**Problem statement**: In your copy, leave out the pictures and repeat the entries below exactly.

**Data for this exercise**:

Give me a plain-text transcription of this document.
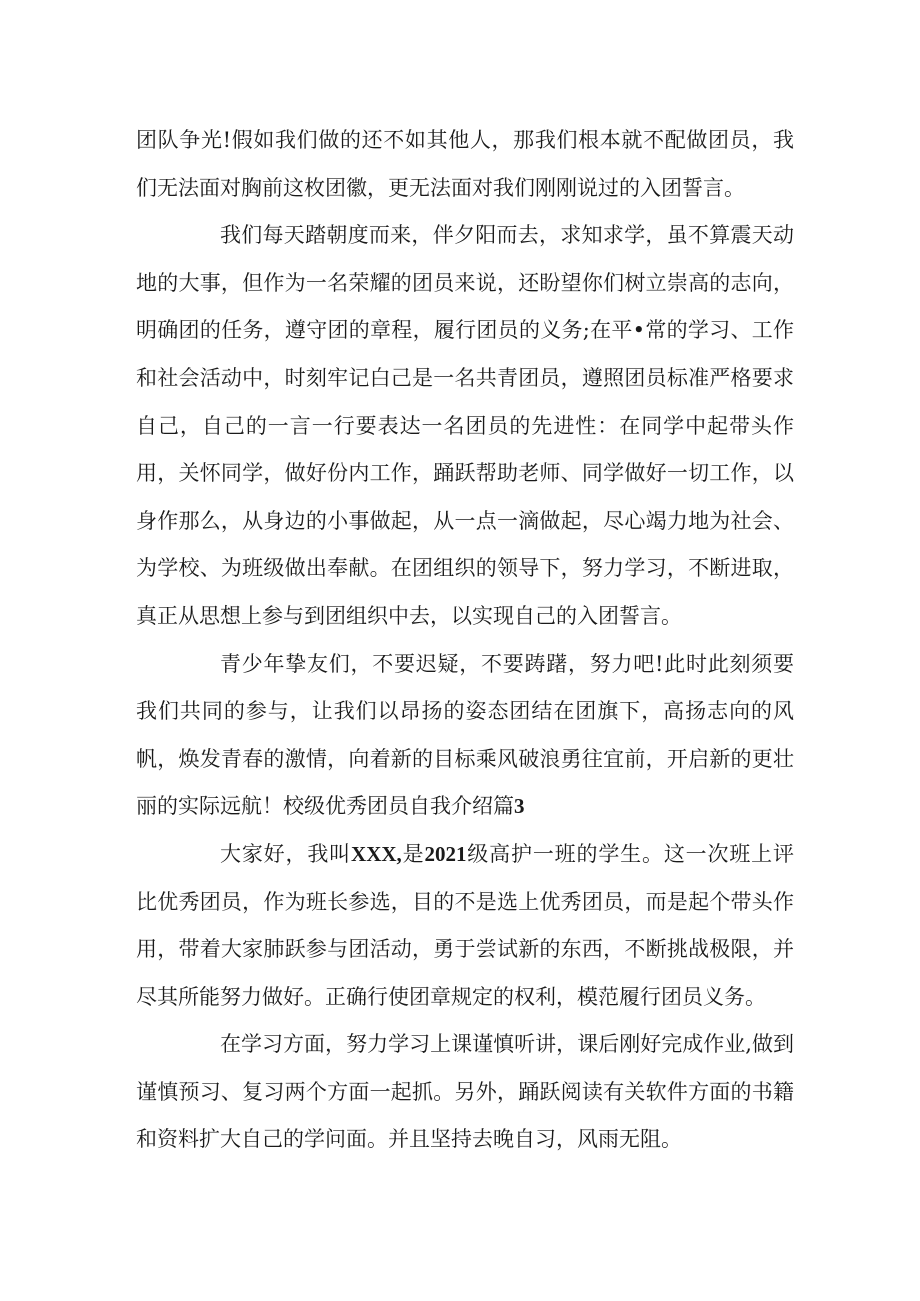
团队争光!假如我们做的还不如其他人，那我们根本就不配做团员，我们无法面对胸前这枚团徽，更无法面对我们刚刚说过的入团誓言。

我们每天踏朝度而来，伴夕阳而去，求知求学，虽不算震天动地的大事，但作为一名荣耀的团员来说，还盼望你们树立崇高的志向，明确团的任务，遵守团的章程，履行团员的义务;在平•常的学习、工作和社会活动中，时刻牢记白己是一名共青团员，遵照团员标准严格要求自己，自己的一言一行要表达一名团员的先进性：在同学中起带头作用，关怀同学，做好份内工作，踊跃帮助老师、同学做好一切工作，以身作那么，从身边的小事做起，从一点一滴做起，尽心竭力地为社会、为学校、为班级做出奉献。在团组织的领导下，努力学习，不断进取，真正从思想上参与到团组织中去，以实现自己的入团誓言。

青少年挚友们，不要迟疑，不要踌躇，努力吧!此时此刻须要我们共同的参与，让我们以昂扬的姿态团结在团旗下，高扬志向的风帆，焕发青春的激情，向着新的目标乘风破浪勇往宜前，开启新的更壮丽的实际远航！校级优秀团员自我介绍篇3

大家好，我叫XXX,是2021级高护一班的学生。这一次班上评比优秀团员，作为班长参选，目的不是选上优秀团员，而是起个带头作用，带着大家肺跃参与团活动，勇于尝试新的东西，不断挑战极限，并尽其所能努力做好。正确行使团章规定的权利，模范履行团员义务。

在学习方面，努力学习上课谨慎听讲，课后刚好完成作业,做到谨慎预习、复习两个方面一起抓。另外，踊跃阅读有关软件方面的书籍和资料扩大自己的学问面。并且坚持去晚自习，风雨无阻。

**Problem solution**:
Give me a plain-text transcription of this document.
团队争光!假如我们做的还不如其他人，那我们根本就不配做团员，我们无法面对胸前这枚团徽，更无法面对我们刚刚说过的入团誓言。

我们每天踏朝度而来，伴夕阳而去，求知求学，虽不算震天动地的大事，但作为一名荣耀的团员来说，还盼望你们树立崇高的志向，明确团的任务，遵守团的章程，履行团员的义务;在平•常的学习、工作和社会活动中，时刻牢记白己是一名共青团员，遵照团员标准严格要求自己，自己的一言一行要表达一名团员的先进性：在同学中起带头作用，关怀同学，做好份内工作，踊跃帮助老师、同学做好一切工作，以身作那么，从身边的小事做起，从一点一滴做起，尽心竭力地为社会、为学校、为班级做出奉献。在团组织的领导下，努力学习，不断进取，真正从思想上参与到团组织中去，以实现自己的入团誓言。

青少年挚友们，不要迟疑，不要踌躇，努力吧!此时此刻须要我们共同的参与，让我们以昂扬的姿态团结在团旗下，高扬志向的风帆，焕发青春的激情，向着新的目标乘风破浪勇往宜前，开启新的更壮丽的实际远航！校级优秀团员自我介绍篇3

大家好，我叫XXX,是2021级高护一班的学生。这一次班上评比优秀团员，作为班长参选，目的不是选上优秀团员，而是起个带头作用，带着大家肺跃参与团活动，勇于尝试新的东西，不断挑战极限，并尽其所能努力做好。正确行使团章规定的权利，模范履行团员义务。

在学习方面，努力学习上课谨慎听讲，课后刚好完成作业,做到谨慎预习、复习两个方面一起抓。另外，踊跃阅读有关软件方面的书籍和资料扩大自己的学问面。并且坚持去晚自习，风雨无阻。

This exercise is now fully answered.